* Data provided

┄┄┄┄┄┄┄┄┄┄

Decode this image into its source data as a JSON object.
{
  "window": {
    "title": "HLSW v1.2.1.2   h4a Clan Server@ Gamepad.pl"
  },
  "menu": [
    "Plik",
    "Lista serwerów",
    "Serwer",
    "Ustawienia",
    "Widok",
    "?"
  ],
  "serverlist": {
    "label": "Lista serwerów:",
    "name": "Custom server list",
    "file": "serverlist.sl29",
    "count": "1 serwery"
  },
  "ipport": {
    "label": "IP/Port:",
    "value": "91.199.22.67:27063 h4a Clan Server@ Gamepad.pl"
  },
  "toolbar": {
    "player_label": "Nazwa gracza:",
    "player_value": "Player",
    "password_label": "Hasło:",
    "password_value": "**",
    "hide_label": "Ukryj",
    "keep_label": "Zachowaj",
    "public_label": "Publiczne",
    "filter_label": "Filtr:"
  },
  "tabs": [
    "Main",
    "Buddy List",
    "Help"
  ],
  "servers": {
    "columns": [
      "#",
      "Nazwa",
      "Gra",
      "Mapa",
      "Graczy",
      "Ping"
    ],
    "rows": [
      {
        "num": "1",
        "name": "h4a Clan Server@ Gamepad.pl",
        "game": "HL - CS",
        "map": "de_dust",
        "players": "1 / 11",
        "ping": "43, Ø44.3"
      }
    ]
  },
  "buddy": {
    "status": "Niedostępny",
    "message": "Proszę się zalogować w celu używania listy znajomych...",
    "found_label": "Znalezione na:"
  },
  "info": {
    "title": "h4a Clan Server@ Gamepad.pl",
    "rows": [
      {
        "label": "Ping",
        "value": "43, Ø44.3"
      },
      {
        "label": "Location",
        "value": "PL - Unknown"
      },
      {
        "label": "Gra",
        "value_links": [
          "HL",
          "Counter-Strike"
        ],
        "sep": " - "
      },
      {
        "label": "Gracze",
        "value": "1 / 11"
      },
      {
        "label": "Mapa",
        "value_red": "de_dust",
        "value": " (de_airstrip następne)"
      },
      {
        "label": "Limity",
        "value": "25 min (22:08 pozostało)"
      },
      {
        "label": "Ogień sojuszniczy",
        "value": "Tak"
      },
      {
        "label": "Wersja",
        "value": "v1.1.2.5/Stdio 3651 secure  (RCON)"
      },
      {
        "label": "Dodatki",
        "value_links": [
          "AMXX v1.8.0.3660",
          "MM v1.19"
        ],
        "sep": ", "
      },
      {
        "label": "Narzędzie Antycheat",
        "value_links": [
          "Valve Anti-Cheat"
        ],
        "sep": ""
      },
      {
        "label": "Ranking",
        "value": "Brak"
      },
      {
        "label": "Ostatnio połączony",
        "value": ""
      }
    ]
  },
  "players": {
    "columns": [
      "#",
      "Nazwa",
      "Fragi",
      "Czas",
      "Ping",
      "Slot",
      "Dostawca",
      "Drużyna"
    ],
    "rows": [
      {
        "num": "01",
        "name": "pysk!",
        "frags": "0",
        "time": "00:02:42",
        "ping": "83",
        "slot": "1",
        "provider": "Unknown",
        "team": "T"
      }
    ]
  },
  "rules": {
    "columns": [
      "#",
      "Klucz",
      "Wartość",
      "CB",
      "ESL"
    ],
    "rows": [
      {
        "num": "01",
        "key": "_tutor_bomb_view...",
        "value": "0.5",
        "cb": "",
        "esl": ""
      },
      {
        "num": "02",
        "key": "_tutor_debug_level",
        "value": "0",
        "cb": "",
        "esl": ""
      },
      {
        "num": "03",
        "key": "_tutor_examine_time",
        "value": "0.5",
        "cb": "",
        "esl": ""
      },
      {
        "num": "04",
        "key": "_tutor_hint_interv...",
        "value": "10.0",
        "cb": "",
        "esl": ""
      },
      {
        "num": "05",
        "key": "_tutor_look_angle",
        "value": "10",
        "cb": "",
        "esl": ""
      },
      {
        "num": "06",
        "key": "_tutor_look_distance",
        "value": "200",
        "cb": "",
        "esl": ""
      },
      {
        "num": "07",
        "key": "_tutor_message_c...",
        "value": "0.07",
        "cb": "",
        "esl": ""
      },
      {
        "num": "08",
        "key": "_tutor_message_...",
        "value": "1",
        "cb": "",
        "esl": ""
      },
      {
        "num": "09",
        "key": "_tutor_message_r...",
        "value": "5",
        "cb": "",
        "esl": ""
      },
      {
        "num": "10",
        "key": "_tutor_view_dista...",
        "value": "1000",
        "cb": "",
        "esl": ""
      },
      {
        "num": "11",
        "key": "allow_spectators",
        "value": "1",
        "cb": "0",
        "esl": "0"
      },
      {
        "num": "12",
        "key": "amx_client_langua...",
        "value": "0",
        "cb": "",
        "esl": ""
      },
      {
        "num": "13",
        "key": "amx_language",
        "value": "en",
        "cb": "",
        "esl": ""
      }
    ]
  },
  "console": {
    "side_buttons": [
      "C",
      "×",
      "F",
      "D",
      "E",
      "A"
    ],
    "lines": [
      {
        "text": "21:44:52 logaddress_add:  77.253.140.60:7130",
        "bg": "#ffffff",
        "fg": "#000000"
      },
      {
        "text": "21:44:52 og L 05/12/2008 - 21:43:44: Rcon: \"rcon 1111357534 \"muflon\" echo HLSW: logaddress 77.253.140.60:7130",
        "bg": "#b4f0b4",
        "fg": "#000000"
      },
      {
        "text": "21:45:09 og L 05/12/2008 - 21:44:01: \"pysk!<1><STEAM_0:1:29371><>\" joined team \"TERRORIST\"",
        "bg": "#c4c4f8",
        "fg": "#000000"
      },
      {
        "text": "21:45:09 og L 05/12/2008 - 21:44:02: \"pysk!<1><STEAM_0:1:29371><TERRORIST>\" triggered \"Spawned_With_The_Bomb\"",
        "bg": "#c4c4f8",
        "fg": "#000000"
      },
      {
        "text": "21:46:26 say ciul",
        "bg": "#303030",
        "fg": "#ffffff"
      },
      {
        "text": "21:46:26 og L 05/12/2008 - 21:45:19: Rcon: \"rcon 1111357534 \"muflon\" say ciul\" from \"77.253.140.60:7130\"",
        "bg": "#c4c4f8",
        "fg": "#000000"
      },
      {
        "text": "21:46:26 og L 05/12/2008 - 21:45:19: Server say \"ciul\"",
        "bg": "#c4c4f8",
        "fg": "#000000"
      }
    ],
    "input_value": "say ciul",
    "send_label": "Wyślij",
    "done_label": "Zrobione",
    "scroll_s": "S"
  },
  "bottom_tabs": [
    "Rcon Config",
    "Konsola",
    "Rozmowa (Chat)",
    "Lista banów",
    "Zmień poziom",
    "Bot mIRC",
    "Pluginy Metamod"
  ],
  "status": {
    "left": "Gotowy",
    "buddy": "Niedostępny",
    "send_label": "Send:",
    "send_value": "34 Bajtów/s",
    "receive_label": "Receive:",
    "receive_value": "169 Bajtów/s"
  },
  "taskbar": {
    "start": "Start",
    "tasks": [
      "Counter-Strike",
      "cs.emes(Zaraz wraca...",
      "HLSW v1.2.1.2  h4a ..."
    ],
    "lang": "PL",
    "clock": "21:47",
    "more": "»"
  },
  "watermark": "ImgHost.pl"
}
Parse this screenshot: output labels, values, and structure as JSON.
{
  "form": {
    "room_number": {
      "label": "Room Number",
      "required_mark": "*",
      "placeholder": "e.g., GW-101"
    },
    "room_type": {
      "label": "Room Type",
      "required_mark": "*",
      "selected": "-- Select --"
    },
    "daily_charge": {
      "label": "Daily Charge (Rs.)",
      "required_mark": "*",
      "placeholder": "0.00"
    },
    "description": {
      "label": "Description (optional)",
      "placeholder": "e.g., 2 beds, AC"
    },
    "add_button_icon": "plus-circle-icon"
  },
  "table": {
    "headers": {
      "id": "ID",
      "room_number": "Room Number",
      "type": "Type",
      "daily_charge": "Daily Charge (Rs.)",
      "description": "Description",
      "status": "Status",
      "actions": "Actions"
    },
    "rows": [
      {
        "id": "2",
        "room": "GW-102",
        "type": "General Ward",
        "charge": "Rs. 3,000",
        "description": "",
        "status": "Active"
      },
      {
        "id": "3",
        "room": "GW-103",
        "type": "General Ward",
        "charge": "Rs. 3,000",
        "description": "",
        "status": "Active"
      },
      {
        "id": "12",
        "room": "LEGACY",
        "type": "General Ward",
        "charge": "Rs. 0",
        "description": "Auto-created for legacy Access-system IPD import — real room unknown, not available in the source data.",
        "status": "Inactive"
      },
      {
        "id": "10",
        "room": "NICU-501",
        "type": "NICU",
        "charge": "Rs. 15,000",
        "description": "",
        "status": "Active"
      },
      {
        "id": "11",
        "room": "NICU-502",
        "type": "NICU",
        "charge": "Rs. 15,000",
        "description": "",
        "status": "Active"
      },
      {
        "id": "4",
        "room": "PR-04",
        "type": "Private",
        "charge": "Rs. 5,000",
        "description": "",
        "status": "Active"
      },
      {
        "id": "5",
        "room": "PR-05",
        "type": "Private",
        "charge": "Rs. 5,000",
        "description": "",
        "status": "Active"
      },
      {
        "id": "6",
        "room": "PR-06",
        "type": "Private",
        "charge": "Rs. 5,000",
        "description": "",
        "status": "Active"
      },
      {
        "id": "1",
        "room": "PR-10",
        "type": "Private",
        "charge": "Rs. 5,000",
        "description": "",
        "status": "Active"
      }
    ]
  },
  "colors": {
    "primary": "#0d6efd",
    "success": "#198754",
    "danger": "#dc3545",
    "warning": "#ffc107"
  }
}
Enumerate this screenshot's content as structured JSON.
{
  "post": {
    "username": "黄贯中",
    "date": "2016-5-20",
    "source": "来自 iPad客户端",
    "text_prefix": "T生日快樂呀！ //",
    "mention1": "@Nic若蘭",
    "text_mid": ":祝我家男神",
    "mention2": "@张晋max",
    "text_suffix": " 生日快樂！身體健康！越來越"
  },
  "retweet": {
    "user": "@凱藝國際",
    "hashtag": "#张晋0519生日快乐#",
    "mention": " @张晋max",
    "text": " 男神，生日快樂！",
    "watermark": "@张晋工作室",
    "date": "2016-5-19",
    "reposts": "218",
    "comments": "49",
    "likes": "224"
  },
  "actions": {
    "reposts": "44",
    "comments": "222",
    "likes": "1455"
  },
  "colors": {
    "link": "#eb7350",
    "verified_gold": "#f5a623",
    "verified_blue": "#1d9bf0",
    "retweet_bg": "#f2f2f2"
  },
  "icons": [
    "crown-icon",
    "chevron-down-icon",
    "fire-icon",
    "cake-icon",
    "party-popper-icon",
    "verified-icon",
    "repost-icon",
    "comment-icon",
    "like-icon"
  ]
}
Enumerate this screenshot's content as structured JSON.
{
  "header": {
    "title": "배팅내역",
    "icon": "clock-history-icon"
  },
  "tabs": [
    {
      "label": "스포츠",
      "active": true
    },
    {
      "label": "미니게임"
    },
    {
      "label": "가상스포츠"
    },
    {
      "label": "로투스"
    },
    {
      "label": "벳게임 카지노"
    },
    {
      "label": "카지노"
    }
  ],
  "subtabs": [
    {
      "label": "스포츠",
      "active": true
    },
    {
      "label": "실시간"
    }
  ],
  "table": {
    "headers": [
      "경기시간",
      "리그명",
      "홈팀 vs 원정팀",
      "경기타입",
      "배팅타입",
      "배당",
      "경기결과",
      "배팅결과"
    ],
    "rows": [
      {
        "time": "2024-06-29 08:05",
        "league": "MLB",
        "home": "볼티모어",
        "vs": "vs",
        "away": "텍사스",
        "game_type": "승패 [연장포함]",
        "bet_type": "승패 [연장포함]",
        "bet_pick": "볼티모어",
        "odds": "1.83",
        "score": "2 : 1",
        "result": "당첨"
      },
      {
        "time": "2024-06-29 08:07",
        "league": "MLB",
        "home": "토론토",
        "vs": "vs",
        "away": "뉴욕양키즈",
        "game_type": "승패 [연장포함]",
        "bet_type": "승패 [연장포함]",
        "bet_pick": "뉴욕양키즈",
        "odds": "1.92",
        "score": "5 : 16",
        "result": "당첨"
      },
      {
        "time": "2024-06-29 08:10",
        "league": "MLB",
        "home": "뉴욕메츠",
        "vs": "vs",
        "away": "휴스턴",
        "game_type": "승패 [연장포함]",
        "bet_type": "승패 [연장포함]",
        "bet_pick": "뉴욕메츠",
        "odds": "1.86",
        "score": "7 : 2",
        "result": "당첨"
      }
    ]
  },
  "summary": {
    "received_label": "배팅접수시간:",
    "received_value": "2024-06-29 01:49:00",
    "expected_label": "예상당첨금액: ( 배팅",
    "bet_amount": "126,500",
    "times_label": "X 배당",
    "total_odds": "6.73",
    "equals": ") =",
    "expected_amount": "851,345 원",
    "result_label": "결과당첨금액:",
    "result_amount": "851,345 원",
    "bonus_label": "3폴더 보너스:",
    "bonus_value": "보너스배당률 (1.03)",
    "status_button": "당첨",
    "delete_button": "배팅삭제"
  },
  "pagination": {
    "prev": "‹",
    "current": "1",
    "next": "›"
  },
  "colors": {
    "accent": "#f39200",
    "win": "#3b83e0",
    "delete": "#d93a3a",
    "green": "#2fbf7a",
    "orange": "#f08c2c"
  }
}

┄┄┄┄┄┄┄┄┄┄

Count how many lines in the data contain the word "Clan", giving the number without comment.

4